**Source records:**
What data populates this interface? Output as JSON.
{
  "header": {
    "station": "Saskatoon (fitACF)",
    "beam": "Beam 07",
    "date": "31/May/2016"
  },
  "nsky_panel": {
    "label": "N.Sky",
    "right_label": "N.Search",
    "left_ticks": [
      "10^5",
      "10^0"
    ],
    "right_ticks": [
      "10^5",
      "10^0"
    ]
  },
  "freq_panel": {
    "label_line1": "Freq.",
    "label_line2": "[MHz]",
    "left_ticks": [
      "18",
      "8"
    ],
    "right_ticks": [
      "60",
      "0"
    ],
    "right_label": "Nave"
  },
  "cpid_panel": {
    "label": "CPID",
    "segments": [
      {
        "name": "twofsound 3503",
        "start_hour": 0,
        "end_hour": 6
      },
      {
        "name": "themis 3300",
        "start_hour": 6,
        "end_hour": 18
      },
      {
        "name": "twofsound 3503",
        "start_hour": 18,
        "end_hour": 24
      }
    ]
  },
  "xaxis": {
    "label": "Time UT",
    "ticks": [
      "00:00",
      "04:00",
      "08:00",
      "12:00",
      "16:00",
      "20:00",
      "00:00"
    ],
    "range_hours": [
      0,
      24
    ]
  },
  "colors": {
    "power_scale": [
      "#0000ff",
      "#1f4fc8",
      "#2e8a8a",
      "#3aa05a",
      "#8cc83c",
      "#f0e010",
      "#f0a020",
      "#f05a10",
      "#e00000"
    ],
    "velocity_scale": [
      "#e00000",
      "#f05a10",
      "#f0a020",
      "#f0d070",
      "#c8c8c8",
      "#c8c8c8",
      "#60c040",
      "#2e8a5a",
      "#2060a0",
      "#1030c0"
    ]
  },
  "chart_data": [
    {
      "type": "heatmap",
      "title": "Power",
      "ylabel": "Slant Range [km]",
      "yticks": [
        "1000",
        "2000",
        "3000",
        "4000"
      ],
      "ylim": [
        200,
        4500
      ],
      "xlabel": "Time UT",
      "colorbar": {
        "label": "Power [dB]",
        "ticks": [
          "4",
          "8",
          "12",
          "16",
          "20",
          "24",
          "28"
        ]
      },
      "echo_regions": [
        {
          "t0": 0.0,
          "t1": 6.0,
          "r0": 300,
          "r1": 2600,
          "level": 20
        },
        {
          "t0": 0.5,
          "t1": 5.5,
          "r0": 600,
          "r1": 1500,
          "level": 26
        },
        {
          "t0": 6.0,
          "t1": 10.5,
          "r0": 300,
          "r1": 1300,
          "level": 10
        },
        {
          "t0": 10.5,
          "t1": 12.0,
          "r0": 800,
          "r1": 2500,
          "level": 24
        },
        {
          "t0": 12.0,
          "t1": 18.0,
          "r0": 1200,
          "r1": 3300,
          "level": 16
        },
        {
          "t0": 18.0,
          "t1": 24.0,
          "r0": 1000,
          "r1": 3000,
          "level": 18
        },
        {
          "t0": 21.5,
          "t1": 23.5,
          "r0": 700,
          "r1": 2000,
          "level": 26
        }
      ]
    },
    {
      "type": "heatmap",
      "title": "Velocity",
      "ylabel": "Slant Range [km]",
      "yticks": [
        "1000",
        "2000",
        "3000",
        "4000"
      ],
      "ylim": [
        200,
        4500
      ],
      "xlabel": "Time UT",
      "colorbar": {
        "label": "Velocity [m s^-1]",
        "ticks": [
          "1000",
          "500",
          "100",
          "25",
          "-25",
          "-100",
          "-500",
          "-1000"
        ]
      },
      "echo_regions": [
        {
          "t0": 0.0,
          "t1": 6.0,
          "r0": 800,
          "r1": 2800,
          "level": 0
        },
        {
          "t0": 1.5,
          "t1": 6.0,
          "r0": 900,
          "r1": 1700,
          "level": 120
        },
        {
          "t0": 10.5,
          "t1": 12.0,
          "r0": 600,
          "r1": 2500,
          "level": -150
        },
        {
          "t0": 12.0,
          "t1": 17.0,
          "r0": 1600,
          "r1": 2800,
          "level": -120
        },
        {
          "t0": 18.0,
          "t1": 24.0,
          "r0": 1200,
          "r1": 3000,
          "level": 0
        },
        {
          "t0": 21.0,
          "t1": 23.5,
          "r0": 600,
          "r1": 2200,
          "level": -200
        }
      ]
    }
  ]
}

**Your task:**
Take the entries and copy them out exactly.

**Answer for the task:**
What data populates this interface? Output as JSON.
{
  "header": {
    "station": "Saskatoon (fitACF)",
    "beam": "Beam 07",
    "date": "31/May/2016"
  },
  "nsky_panel": {
    "label": "N.Sky",
    "right_label": "N.Search",
    "left_ticks": [
      "10^5",
      "10^0"
    ],
    "right_ticks": [
      "10^5",
      "10^0"
    ]
  },
  "freq_panel": {
    "label_line1": "Freq.",
    "label_line2": "[MHz]",
    "left_ticks": [
      "18",
      "8"
    ],
    "right_ticks": [
      "60",
      "0"
    ],
    "right_label": "Nave"
  },
  "cpid_panel": {
    "label": "CPID",
    "segments": [
      {
        "name": "twofsound 3503",
        "start_hour": 0,
        "end_hour": 6
      },
      {
        "name": "themis 3300",
        "start_hour": 6,
        "end_hour": 18
      },
      {
        "name": "twofsound 3503",
        "start_hour": 18,
        "end_hour": 24
      }
    ]
  },
  "xaxis": {
    "label": "Time UT",
    "ticks": [
      "00:00",
      "04:00",
      "08:00",
      "12:00",
      "16:00",
      "20:00",
      "00:00"
    ],
    "range_hours": [
      0,
      24
    ]
  },
  "colors": {
    "power_scale": [
      "#0000ff",
      "#1f4fc8",
      "#2e8a8a",
      "#3aa05a",
      "#8cc83c",
      "#f0e010",
      "#f0a020",
      "#f05a10",
      "#e00000"
    ],
    "velocity_scale": [
      "#e00000",
      "#f05a10",
      "#f0a020",
      "#f0d070",
      "#c8c8c8",
      "#c8c8c8",
      "#60c040",
      "#2e8a5a",
      "#2060a0",
      "#1030c0"
    ]
  },
  "chart_data": [
    {
      "type": "heatmap",
      "title": "Power",
      "ylabel": "Slant Range [km]",
      "yticks": [
        "1000",
        "2000",
        "3000",
        "4000"
      ],
      "ylim": [
        200,
        4500
      ],
      "xlabel": "Time UT",
      "colorbar": {
        "label": "Power [dB]",
        "ticks": [
          "4",
          "8",
          "12",
          "16",
          "20",
          "24",
          "28"
        ]
      },
      "echo_regions": [
        {
          "t0": 0.0,
          "t1": 6.0,
          "r0": 300,
          "r1": 2600,
          "level": 20
        },
        {
          "t0": 0.5,
          "t1": 5.5,
          "r0": 600,
          "r1": 1500,
          "level": 26
        },
        {
          "t0": 6.0,
          "t1": 10.5,
          "r0": 300,
          "r1": 1300,
          "level": 10
        },
        {
          "t0": 10.5,
          "t1": 12.0,
          "r0": 800,
          "r1": 2500,
          "level": 24
        },
        {
          "t0": 12.0,
          "t1": 18.0,
          "r0": 1200,
          "r1": 3300,
          "level": 16
        },
        {
          "t0": 18.0,
          "t1": 24.0,
          "r0": 1000,
          "r1": 3000,
          "level": 18
        },
        {
          "t0": 21.5,
          "t1": 23.5,
          "r0": 700,
          "r1": 2000,
          "level": 26
        }
      ]
    },
    {
      "type": "heatmap",
      "title": "Velocity",
      "ylabel": "Slant Range [km]",
      "yticks": [
        "1000",
        "2000",
        "3000",
        "4000"
      ],
      "ylim": [
        200,
        4500
      ],
      "xlabel": "Time UT",
      "colorbar": {
        "label": "Velocity [m s^-1]",
        "ticks": [
          "1000",
          "500",
          "100",
          "25",
          "-25",
          "-100",
          "-500",
          "-1000"
        ]
      },
      "echo_regions": [
        {
          "t0": 0.0,
          "t1": 6.0,
          "r0": 800,
          "r1": 2800,
          "level": 0
        },
        {
          "t0": 1.5,
          "t1": 6.0,
          "r0": 900,
          "r1": 1700,
          "level": 120
        },
        {
          "t0": 10.5,
          "t1": 12.0,
          "r0": 600,
          "r1": 2500,
          "level": -150
        },
        {
          "t0": 12.0,
          "t1": 17.0,
          "r0": 1600,
          "r1": 2800,
          "level": -120
        },
        {
          "t0": 18.0,
          "t1": 24.0,
          "r0": 1200,
          "r1": 3000,
          "level": 0
        },
        {
          "t0": 21.0,
          "t1": 23.5,
          "r0": 600,
          "r1": 2200,
          "level": -200
        }
      ]
    }
  ]
}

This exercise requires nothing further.